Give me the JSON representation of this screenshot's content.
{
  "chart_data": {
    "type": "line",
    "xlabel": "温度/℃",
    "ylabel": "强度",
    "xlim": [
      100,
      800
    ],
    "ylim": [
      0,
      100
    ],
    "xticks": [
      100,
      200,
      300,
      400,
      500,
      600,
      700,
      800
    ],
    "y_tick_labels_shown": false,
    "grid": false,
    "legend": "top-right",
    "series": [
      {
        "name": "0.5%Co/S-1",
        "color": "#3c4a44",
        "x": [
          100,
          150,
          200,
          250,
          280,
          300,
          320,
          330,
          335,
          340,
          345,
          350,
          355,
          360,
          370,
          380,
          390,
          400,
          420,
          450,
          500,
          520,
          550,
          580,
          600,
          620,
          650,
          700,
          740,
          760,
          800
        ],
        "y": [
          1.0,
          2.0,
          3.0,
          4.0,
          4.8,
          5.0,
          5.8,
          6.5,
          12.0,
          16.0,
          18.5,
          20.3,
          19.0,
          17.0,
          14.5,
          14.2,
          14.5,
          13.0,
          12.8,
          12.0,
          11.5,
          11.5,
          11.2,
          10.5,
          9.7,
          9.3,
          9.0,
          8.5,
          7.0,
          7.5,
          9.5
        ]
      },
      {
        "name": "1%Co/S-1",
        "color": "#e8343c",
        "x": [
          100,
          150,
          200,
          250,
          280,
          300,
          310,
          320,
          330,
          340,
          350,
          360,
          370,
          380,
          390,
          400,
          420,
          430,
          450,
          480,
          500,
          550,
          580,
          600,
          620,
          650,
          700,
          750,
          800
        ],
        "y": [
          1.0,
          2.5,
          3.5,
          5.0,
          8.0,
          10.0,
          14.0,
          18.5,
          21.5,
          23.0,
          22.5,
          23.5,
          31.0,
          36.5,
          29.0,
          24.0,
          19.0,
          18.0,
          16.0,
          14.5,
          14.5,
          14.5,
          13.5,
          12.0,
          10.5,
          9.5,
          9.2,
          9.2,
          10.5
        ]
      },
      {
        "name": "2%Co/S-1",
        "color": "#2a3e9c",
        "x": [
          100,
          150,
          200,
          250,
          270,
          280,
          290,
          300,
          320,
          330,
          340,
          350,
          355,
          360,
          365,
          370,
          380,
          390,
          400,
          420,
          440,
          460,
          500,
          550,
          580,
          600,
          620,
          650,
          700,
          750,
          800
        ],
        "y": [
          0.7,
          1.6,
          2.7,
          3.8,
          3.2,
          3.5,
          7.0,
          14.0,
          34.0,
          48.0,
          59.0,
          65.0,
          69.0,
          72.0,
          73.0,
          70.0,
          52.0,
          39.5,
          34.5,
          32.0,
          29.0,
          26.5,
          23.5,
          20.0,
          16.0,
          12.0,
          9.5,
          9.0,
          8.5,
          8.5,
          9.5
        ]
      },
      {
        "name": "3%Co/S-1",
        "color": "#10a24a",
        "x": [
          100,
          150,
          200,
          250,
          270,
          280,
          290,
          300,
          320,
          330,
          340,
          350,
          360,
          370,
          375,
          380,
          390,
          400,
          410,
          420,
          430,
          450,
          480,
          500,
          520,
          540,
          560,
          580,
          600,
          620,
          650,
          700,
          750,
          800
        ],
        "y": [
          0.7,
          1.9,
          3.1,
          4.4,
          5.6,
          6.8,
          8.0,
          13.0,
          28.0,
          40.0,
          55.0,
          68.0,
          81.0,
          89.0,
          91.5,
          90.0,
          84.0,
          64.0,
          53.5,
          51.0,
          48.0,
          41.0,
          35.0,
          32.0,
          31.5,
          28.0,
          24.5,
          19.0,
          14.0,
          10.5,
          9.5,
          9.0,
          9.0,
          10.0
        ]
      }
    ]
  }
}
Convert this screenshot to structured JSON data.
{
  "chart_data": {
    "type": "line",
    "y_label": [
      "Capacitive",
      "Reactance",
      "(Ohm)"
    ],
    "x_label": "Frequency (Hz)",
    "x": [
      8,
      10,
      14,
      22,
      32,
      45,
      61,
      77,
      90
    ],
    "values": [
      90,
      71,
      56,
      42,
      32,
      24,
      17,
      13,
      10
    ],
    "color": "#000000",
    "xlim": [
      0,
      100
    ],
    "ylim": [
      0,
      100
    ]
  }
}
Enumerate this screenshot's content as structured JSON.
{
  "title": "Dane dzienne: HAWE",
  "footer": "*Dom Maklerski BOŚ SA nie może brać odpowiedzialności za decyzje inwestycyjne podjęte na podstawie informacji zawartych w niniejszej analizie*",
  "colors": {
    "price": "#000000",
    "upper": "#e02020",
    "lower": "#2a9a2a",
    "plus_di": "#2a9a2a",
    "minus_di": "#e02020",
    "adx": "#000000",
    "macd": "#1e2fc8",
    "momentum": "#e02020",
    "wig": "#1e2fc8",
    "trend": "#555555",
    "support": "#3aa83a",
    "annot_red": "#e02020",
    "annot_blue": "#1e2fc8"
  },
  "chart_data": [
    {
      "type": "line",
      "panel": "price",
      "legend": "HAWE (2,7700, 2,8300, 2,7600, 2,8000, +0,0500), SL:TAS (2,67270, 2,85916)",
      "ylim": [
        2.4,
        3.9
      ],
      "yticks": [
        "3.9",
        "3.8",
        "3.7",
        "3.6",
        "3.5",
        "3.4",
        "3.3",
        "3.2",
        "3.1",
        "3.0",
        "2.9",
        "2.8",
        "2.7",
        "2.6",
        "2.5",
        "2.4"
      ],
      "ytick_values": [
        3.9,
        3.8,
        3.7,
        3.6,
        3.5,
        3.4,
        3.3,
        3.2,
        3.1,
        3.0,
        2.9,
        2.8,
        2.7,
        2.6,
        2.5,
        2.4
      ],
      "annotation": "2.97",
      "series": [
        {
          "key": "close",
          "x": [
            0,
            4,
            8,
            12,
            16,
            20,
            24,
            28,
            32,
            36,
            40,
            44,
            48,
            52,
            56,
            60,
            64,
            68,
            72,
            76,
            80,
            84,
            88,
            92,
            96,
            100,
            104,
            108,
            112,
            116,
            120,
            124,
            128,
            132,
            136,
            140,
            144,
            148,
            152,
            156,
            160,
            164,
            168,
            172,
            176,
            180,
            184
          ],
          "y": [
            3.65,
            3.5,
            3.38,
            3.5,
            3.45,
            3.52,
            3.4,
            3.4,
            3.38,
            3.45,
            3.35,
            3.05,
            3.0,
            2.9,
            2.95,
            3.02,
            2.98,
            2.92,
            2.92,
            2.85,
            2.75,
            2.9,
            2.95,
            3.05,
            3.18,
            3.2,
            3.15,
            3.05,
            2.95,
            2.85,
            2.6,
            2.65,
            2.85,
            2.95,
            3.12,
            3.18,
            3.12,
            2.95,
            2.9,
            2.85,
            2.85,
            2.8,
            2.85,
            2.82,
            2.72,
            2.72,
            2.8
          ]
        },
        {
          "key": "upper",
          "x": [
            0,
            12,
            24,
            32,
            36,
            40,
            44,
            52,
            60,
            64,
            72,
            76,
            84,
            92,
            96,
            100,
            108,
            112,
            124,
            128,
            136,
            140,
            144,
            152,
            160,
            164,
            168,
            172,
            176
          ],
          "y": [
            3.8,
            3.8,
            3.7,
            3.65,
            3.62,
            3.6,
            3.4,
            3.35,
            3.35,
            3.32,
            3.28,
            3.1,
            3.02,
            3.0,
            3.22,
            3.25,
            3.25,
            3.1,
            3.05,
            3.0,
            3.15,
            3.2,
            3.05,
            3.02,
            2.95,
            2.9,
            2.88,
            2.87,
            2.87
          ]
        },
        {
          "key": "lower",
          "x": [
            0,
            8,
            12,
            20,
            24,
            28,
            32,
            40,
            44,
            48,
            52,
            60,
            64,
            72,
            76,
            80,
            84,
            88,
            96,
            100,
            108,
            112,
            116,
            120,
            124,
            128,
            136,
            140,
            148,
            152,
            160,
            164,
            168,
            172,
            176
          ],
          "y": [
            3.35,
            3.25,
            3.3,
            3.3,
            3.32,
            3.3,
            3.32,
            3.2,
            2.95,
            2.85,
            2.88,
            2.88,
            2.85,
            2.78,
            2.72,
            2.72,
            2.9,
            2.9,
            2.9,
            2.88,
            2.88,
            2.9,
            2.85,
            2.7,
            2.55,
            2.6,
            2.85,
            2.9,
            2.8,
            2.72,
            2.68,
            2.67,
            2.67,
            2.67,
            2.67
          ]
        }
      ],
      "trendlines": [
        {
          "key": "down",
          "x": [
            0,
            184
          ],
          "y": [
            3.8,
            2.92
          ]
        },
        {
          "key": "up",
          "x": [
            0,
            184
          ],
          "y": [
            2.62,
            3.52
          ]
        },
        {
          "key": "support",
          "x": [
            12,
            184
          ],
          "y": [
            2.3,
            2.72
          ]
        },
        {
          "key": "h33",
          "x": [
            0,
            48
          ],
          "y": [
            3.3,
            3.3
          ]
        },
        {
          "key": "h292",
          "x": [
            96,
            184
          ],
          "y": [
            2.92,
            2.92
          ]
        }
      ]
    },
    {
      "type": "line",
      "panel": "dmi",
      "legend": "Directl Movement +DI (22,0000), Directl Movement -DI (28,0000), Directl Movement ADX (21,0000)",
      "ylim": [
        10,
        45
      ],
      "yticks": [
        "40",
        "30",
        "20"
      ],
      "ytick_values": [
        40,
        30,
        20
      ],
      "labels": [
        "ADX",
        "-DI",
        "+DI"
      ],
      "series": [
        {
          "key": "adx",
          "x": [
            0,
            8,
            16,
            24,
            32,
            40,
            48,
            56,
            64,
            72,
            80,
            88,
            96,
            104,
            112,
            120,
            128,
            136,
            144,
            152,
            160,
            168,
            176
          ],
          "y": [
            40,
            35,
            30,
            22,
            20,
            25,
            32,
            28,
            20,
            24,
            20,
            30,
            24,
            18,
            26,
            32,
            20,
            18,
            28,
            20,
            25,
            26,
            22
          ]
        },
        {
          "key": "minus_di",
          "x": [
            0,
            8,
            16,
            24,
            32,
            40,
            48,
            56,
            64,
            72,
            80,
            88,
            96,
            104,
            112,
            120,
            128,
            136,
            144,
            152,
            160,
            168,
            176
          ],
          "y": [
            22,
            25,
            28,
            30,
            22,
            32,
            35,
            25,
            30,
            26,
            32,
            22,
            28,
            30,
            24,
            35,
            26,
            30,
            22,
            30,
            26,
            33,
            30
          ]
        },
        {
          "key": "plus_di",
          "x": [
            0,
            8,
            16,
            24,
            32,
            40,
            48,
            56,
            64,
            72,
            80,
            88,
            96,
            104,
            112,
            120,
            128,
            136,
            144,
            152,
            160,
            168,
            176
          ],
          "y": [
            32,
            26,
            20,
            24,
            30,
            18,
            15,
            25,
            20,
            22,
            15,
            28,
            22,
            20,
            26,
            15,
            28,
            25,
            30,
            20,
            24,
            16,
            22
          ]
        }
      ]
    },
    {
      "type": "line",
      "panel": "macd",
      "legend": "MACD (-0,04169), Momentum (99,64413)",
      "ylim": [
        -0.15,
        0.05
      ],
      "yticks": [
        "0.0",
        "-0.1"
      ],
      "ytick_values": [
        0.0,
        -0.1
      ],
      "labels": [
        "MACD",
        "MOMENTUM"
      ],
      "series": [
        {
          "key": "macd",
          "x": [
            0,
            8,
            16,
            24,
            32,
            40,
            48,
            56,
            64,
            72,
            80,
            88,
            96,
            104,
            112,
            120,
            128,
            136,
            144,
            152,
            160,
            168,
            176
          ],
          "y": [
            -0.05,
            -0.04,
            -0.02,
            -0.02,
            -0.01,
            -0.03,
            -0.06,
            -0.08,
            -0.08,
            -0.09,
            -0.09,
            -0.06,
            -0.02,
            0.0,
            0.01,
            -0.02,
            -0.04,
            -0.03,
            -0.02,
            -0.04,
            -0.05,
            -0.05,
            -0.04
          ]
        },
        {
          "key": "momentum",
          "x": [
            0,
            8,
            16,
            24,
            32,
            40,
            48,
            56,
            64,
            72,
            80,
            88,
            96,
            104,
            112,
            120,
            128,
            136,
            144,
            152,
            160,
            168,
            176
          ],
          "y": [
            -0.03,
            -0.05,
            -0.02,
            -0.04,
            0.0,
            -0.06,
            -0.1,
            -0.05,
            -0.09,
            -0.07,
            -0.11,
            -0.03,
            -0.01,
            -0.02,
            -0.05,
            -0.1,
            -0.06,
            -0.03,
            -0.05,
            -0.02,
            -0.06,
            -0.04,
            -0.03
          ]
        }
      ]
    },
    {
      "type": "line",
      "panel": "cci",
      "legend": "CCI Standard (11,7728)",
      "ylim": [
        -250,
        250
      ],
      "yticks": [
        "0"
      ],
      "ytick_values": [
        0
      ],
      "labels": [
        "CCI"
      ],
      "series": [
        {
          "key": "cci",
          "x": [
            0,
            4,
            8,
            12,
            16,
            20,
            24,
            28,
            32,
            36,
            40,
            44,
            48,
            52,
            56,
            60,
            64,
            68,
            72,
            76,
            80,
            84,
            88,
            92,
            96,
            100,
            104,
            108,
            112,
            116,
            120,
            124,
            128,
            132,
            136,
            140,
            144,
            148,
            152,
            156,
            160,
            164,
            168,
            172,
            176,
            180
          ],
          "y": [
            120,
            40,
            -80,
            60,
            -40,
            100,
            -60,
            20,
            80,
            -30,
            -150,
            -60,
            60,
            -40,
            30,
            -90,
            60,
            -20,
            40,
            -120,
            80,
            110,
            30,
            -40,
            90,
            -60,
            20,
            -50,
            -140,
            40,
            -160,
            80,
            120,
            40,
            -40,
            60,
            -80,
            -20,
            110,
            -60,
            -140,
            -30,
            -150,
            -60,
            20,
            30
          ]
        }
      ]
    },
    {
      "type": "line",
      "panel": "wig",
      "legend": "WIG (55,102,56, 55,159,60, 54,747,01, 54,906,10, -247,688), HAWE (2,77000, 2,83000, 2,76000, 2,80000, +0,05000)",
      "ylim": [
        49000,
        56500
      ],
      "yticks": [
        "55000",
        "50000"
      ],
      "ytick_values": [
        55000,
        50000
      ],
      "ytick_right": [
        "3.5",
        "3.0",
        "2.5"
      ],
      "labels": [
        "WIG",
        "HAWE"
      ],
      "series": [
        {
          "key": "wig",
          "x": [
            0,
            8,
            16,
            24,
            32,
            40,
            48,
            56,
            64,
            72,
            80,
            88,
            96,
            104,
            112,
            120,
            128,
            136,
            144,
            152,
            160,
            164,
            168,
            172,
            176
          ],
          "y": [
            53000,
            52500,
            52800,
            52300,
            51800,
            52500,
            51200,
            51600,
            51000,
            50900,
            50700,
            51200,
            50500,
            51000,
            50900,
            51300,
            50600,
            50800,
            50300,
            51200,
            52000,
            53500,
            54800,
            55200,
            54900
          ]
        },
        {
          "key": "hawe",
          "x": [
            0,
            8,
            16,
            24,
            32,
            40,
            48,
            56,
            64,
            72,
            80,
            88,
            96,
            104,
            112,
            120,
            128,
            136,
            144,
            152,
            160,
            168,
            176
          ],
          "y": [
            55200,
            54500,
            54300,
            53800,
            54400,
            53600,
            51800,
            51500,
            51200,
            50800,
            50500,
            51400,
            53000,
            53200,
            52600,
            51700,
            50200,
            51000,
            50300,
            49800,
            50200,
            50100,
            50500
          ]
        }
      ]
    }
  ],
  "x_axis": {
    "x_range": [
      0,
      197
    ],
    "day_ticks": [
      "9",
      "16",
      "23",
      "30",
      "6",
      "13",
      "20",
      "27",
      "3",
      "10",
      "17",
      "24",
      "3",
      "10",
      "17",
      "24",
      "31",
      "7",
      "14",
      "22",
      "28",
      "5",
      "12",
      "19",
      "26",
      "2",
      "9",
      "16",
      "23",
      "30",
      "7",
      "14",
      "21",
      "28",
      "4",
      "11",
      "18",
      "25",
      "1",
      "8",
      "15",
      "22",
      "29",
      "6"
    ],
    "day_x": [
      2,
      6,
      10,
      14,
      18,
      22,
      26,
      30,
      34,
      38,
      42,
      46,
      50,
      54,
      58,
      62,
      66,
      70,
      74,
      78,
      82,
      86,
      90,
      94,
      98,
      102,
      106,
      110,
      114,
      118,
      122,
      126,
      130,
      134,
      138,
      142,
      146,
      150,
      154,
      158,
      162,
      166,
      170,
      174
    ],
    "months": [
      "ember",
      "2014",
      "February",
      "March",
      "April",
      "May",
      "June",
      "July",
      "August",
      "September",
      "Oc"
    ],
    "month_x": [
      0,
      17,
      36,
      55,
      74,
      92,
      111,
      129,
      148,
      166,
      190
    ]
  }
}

-- YOUR INSTRUCTIONS --
Gather every line from the listing above in which the word "legend" appears.

-- REPLY --
    "legend": "top-right",
      "legend": "HAWE (2,7700, 2,8300, 2,7600, 2,8000, +0,0500), SL:TAS (2,67270, 2,85916)",
      "legend": "Directl Movement +DI (22,0000), Directl Movement -DI (28,0000), Directl Movement ADX (21,0000)",
      "legend": "MACD (-0,04169), Momentum (99,64413)",
      "legend": "CCI Standard (11,7728)",
      "legend": "WIG (55,102,56, 55,159,60, 54,747,01, 54,906,10, -247,688), HAWE (2,77000, 2,83000, 2,76000, 2,80000, +0,05000)",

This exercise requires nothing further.